(TASK OBJECTIVE)
Your task is to output the entries below word for word.

Records from a data collection:
::::::::

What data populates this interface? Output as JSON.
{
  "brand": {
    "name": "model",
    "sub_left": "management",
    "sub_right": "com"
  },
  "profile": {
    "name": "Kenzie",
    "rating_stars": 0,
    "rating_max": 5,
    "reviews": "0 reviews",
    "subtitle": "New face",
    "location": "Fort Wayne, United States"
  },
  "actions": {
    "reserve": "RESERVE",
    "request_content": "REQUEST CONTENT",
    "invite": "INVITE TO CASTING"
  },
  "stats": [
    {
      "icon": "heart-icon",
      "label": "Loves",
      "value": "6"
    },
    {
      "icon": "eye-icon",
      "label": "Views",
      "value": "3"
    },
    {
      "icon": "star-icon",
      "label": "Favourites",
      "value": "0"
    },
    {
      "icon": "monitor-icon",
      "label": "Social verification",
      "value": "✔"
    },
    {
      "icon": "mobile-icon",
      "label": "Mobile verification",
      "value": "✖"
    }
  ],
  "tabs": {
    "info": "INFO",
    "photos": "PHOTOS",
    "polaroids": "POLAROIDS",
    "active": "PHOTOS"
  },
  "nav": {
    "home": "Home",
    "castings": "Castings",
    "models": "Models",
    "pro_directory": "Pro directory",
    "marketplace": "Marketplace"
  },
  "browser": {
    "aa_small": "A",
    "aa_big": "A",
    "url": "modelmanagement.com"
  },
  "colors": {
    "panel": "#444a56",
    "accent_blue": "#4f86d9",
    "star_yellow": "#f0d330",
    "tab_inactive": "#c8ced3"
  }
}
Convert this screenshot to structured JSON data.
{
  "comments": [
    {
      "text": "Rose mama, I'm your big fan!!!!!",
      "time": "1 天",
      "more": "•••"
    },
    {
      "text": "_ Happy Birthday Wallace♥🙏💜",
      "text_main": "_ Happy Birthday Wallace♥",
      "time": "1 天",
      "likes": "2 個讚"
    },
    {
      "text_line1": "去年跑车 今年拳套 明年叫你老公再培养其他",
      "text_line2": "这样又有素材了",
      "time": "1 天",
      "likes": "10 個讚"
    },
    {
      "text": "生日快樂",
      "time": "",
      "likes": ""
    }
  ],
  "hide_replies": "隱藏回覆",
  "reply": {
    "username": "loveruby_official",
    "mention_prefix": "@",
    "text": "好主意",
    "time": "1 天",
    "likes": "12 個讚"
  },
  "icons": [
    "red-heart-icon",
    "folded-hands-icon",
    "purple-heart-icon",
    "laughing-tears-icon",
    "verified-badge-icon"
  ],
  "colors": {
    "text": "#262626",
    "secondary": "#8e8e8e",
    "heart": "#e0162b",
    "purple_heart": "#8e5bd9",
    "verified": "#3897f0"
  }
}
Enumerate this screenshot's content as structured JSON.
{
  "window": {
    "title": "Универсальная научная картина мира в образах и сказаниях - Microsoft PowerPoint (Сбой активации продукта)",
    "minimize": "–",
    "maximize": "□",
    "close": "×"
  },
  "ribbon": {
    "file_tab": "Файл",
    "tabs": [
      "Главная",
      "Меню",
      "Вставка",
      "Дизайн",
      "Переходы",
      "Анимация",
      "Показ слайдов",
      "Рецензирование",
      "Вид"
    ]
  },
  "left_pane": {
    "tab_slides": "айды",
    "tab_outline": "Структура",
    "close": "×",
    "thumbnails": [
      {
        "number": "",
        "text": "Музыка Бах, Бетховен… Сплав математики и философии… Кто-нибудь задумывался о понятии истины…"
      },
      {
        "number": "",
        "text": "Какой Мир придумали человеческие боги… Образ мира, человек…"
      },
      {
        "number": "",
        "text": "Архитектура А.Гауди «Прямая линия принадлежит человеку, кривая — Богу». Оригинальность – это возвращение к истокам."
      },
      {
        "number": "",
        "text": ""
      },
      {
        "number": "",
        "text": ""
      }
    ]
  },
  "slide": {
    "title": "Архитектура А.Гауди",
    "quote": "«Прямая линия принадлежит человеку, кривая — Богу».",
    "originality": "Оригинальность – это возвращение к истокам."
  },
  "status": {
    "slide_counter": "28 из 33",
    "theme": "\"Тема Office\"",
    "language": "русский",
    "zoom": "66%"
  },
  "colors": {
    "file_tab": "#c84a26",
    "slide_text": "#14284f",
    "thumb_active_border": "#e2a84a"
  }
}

::::::::

(TASK RESULT)
What data populates this interface? Output as JSON.
{
  "brand": {
    "name": "model",
    "sub_left": "management",
    "sub_right": "com"
  },
  "profile": {
    "name": "Kenzie",
    "rating_stars": 0,
    "rating_max": 5,
    "reviews": "0 reviews",
    "subtitle": "New face",
    "location": "Fort Wayne, United States"
  },
  "actions": {
    "reserve": "RESERVE",
    "request_content": "REQUEST CONTENT",
    "invite": "INVITE TO CASTING"
  },
  "stats": [
    {
      "icon": "heart-icon",
      "label": "Loves",
      "value": "6"
    },
    {
      "icon": "eye-icon",
      "label": "Views",
      "value": "3"
    },
    {
      "icon": "star-icon",
      "label": "Favourites",
      "value": "0"
    },
    {
      "icon": "monitor-icon",
      "label": "Social verification",
      "value": "✔"
    },
    {
      "icon": "mobile-icon",
      "label": "Mobile verification",
      "value": "✖"
    }
  ],
  "tabs": {
    "info": "INFO",
    "photos": "PHOTOS",
    "polaroids": "POLAROIDS",
    "active": "PHOTOS"
  },
  "nav": {
    "home": "Home",
    "castings": "Castings",
    "models": "Models",
    "pro_directory": "Pro directory",
    "marketplace": "Marketplace"
  },
  "browser": {
    "aa_small": "A",
    "aa_big": "A",
    "url": "modelmanagement.com"
  },
  "colors": {
    "panel": "#444a56",
    "accent_blue": "#4f86d9",
    "star_yellow": "#f0d330",
    "tab_inactive": "#c8ced3"
  }
}
Convert this screenshot to structured JSON data.
{
  "comments": [
    {
      "text": "Rose mama, I'm your big fan!!!!!",
      "time": "1 天",
      "more": "•••"
    },
    {
      "text": "_ Happy Birthday Wallace♥🙏💜",
      "text_main": "_ Happy Birthday Wallace♥",
      "time": "1 天",
      "likes": "2 個讚"
    },
    {
      "text_line1": "去年跑车 今年拳套 明年叫你老公再培养其他",
      "text_line2": "这样又有素材了",
      "time": "1 天",
      "likes": "10 個讚"
    },
    {
      "text": "生日快樂",
      "time": "",
      "likes": ""
    }
  ],
  "hide_replies": "隱藏回覆",
  "reply": {
    "username": "loveruby_official",
    "mention_prefix": "@",
    "text": "好主意",
    "time": "1 天",
    "likes": "12 個讚"
  },
  "icons": [
    "red-heart-icon",
    "folded-hands-icon",
    "purple-heart-icon",
    "laughing-tears-icon",
    "verified-badge-icon"
  ],
  "colors": {
    "text": "#262626",
    "secondary": "#8e8e8e",
    "heart": "#e0162b",
    "purple_heart": "#8e5bd9",
    "verified": "#3897f0"
  }
}
Enumerate this screenshot's content as structured JSON.
{
  "window": {
    "title": "Универсальная научная картина мира в образах и сказаниях - Microsoft PowerPoint (Сбой активации продукта)",
    "minimize": "–",
    "maximize": "□",
    "close": "×"
  },
  "ribbon": {
    "file_tab": "Файл",
    "tabs": [
      "Главная",
      "Меню",
      "Вставка",
      "Дизайн",
      "Переходы",
      "Анимация",
      "Показ слайдов",
      "Рецензирование",
      "Вид"
    ]
  },
  "left_pane": {
    "tab_slides": "айды",
    "tab_outline": "Структура",
    "close": "×",
    "thumbnails": [
      {
        "number": "",
        "text": "Музыка Бах, Бетховен… Сплав математики и философии… Кто-нибудь задумывался о понятии истины…"
      },
      {
        "number": "",
        "text": "Какой Мир придумали человеческие боги… Образ мира, человек…"
      },
      {
        "number": "",
        "text": "Архитектура А.Гауди «Прямая линия принадлежит человеку, кривая — Богу». Оригинальность – это возвращение к истокам."
      },
      {
        "number": "",
        "text": ""
      },
      {
        "number": "",
        "text": ""
      }
    ]
  },
  "slide": {
    "title": "Архитектура А.Гауди",
    "quote": "«Прямая линия принадлежит человеку, кривая — Богу».",
    "originality": "Оригинальность – это возвращение к истокам."
  },
  "status": {
    "slide_counter": "28 из 33",
    "theme": "\"Тема Office\"",
    "language": "русский",
    "zoom": "66%"
  },
  "colors": {
    "file_tab": "#c84a26",
    "slide_text": "#14284f",
    "thumb_active_border": "#e2a84a"
  }
}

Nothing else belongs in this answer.